- [INPUT MATERIAL]

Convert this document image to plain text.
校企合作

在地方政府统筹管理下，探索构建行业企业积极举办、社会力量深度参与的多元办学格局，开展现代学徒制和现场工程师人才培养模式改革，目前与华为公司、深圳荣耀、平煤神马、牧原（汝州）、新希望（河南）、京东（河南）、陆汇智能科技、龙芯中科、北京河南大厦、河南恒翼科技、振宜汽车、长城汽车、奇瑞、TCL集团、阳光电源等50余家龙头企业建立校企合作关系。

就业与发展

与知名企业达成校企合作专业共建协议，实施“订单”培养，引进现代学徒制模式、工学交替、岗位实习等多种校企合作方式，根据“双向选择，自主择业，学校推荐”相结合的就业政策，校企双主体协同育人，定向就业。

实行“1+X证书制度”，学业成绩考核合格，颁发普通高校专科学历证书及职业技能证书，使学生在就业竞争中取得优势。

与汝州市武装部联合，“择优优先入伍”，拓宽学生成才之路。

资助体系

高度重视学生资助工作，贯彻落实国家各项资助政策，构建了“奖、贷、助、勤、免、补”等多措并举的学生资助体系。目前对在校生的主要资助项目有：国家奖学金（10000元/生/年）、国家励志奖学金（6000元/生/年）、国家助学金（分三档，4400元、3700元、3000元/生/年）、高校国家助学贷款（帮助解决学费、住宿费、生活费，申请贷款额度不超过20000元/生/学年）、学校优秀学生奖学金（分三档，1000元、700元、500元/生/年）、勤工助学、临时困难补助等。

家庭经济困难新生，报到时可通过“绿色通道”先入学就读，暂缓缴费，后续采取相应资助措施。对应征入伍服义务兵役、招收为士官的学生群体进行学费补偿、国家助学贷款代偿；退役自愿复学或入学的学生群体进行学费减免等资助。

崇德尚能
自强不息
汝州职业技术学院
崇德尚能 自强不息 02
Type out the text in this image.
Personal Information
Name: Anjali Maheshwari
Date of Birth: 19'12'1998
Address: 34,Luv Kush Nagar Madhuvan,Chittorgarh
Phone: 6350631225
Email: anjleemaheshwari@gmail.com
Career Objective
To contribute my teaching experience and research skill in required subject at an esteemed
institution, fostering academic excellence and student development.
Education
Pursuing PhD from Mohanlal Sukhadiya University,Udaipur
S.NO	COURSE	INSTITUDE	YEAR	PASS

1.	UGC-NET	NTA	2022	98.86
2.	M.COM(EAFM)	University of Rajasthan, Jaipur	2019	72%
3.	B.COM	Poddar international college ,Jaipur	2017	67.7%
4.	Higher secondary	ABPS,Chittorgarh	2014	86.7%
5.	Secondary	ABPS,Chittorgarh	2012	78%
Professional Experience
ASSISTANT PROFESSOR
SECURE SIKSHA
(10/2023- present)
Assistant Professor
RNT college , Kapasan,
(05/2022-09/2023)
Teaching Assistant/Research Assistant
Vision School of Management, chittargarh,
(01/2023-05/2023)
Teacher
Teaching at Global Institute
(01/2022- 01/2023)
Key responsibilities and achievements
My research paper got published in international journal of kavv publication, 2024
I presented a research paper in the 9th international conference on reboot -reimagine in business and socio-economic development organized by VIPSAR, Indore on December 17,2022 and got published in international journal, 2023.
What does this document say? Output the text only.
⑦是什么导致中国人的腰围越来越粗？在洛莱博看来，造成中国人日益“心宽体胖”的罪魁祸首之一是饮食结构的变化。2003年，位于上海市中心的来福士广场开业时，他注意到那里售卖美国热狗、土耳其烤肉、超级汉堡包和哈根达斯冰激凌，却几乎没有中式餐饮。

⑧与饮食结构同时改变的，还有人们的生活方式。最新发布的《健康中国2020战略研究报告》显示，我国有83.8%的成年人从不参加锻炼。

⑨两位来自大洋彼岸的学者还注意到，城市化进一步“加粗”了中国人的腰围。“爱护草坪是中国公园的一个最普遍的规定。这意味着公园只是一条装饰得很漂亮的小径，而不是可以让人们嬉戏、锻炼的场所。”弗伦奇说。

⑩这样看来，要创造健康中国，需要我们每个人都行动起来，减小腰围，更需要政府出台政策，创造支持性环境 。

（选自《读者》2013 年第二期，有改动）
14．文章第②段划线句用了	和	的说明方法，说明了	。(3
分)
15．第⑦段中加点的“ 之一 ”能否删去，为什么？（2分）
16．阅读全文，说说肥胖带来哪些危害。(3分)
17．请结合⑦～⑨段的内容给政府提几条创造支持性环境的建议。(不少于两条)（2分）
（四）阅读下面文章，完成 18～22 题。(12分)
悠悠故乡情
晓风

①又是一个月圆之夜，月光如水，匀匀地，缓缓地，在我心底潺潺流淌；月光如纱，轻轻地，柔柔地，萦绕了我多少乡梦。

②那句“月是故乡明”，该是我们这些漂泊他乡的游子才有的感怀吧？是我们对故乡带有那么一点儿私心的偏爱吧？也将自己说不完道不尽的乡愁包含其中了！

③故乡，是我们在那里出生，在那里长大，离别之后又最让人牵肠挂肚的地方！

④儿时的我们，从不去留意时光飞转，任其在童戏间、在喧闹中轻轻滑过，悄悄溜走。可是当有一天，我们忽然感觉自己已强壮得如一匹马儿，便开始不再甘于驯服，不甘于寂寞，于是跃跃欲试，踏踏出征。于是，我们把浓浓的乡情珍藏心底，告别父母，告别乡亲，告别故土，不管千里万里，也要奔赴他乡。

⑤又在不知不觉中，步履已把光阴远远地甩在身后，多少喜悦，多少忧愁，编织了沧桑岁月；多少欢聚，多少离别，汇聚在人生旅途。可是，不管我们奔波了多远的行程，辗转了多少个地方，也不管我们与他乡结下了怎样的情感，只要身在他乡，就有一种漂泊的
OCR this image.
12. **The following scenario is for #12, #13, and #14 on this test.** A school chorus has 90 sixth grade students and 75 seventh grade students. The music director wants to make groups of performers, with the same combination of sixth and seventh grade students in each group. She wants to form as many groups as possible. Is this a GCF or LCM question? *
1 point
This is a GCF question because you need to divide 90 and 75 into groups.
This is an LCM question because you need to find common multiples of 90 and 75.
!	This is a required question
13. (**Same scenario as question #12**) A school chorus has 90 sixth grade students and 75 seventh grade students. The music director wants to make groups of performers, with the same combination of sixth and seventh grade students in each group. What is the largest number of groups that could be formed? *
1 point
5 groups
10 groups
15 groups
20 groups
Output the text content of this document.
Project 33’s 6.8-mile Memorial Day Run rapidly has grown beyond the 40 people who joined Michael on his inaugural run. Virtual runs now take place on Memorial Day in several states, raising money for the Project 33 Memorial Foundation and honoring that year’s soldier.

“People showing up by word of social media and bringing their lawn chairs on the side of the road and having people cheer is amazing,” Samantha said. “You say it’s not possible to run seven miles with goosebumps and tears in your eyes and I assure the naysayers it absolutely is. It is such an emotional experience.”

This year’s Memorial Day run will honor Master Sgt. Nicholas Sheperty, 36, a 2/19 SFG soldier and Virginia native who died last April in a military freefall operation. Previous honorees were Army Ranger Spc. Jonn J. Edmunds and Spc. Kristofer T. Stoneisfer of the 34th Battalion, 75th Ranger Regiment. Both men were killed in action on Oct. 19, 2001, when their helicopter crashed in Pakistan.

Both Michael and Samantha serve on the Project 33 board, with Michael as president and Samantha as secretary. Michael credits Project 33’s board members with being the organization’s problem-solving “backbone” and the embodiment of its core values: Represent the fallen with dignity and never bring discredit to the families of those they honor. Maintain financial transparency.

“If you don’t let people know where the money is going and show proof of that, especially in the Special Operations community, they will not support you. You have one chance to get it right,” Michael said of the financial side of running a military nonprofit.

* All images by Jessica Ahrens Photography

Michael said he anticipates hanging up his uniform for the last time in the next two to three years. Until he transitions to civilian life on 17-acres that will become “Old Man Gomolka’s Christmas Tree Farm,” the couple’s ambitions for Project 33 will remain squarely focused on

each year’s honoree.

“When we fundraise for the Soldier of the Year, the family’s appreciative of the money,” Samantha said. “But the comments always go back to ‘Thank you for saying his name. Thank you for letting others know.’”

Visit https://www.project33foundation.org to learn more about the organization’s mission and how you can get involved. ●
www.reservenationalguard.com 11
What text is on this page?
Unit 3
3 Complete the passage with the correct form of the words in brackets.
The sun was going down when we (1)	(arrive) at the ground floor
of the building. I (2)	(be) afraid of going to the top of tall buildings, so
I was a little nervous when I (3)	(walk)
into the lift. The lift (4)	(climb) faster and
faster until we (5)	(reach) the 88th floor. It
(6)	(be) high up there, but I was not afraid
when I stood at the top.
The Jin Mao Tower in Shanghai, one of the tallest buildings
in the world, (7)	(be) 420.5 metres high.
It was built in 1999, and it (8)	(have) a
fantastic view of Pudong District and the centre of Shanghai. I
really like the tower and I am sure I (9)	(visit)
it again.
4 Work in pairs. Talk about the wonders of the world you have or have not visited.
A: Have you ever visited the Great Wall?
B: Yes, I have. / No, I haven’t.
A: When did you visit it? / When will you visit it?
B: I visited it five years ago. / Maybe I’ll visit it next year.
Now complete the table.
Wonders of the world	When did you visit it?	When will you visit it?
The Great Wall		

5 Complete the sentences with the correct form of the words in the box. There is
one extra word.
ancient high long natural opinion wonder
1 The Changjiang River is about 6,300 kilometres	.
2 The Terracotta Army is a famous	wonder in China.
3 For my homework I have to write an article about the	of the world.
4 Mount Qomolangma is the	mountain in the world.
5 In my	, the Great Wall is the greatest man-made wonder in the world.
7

- [WHAT TO DO]
Find each line holding the word "money" and copy it.

- [COMPLETE ANSWER]
Project 33’s 6.8-mile Memorial Day Run rapidly has grown beyond the 40 people who joined Michael on his inaugural run. Virtual runs now take place on Memorial Day in several states, raising money for the Project 33 Memorial Foundation and honoring that year’s soldier.
“If you don’t let people know where the money is going and show proof of that, especially in the Special Operations community, they will not support you. You have one chance to get it right,” Michael said of the financial side of running a military nonprofit.
“When we fundraise for the Soldier of the Year, the family’s appreciative of the money,” Samantha said. “But the comments always go back to ‘Thank you for saying his name. Thank you for letting others know.’”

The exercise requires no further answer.